EXERCISE DIRECTIONS |
Copy every entry exactly as given, minus the images.
***** RECORDS SUPPLIED *****
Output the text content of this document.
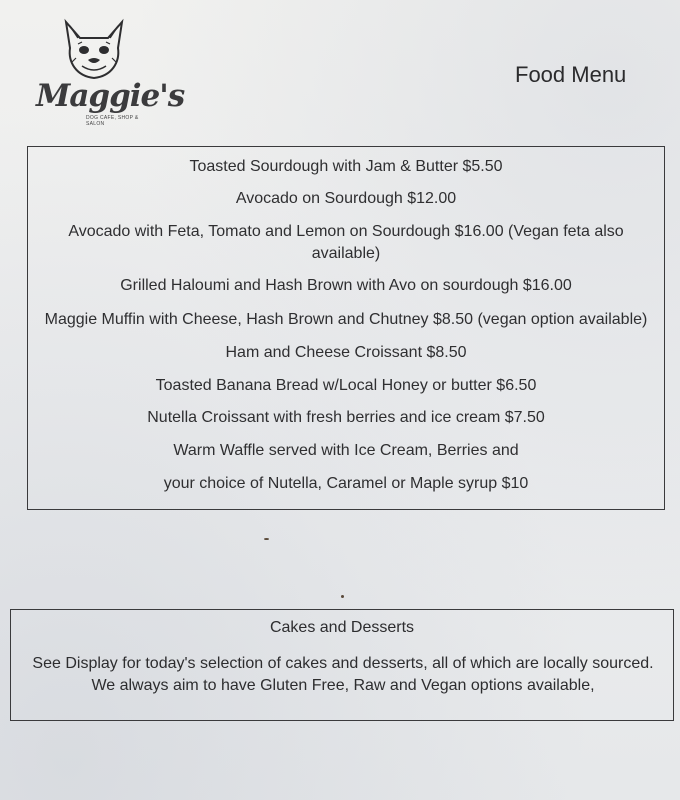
Maggie's
DOG CAFE, SHOP & SALON
Food Menu
Toasted Sourdough with Jam & Butter $5.50
Avocado on Sourdough $12.00
Avocado with Feta, Tomato and Lemon on Sourdough $16.00 (Vegan feta also
available)
Grilled Haloumi and Hash Brown with Avo on sourdough $16.00
Maggie Muffin with Cheese, Hash Brown and Chutney $8.50 (vegan option available)
Ham and Cheese Croissant $8.50
Toasted Banana Bread w/Local Honey or butter $6.50
Nutella Croissant with fresh berries and ice cream $7.50
Warm Waffle served with Ice Cream, Berries and
your choice of Nutella, Caramel or Maple syrup $10
Cakes and Desserts
See Display for today's selection of cakes and desserts, all of which are locally sourced. We always aim to have Gluten Free, Raw and Vegan options available,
*****
TASK SOLUTION |
Output the text content of this document.
Maggie's
DOG CAFE, SHOP & SALON
Food Menu
Toasted Sourdough with Jam & Butter $5.50
Avocado on Sourdough $12.00
Avocado with Feta, Tomato and Lemon on Sourdough $16.00 (Vegan feta also
available)
Grilled Haloumi and Hash Brown with Avo on sourdough $16.00
Maggie Muffin with Cheese, Hash Brown and Chutney $8.50 (vegan option available)
Ham and Cheese Croissant $8.50
Toasted Banana Bread w/Local Honey or butter $6.50
Nutella Croissant with fresh berries and ice cream $7.50
Warm Waffle served with Ice Cream, Berries and
your choice of Nutella, Caramel or Maple syrup $10
Cakes and Desserts
See Display for today's selection of cakes and desserts, all of which are locally sourced. We always aim to have Gluten Free, Raw and Vegan options available,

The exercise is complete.